§ **Problem requirements**
Below are some records. Pull every line that contains the word "instead".

==*==

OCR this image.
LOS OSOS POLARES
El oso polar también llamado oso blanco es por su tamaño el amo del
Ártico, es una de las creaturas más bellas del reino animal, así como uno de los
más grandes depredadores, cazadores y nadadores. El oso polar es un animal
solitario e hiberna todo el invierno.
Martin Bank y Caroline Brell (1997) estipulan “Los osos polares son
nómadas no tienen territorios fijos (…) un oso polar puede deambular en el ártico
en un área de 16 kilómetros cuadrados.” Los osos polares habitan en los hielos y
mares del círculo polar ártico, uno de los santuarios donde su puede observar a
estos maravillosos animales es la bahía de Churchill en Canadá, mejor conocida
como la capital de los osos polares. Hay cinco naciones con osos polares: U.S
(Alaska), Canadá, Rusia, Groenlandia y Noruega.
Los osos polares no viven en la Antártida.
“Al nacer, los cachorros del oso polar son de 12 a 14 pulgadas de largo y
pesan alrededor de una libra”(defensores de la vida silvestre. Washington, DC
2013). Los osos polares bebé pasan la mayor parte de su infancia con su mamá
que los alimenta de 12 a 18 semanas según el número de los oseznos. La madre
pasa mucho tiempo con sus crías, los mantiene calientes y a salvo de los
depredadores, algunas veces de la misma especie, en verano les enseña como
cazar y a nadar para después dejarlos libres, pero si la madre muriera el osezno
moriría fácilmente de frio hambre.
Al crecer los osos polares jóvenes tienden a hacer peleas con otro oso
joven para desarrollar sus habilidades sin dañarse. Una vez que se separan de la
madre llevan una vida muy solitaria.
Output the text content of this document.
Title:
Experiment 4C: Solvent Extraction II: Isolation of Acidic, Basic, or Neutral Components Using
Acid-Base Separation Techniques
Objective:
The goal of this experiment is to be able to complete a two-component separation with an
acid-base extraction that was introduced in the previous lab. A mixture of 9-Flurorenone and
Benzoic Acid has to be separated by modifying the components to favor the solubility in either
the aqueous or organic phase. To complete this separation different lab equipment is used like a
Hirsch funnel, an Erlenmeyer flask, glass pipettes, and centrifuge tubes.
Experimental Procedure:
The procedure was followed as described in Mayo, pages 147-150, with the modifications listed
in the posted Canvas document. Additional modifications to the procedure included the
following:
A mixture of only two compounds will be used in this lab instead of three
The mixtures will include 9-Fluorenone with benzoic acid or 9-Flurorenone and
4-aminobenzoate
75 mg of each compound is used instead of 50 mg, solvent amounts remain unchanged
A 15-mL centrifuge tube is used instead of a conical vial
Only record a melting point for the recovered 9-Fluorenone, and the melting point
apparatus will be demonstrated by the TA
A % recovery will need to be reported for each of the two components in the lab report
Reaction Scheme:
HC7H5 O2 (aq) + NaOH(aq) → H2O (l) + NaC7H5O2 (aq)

==*==

§ **Exercise solution**
A mixture of only two compounds will be used in this lab instead of three
75 mg of each compound is used instead of 50 mg, solvent amounts remain unchanged
A 15-mL centrifuge tube is used instead of a conical vial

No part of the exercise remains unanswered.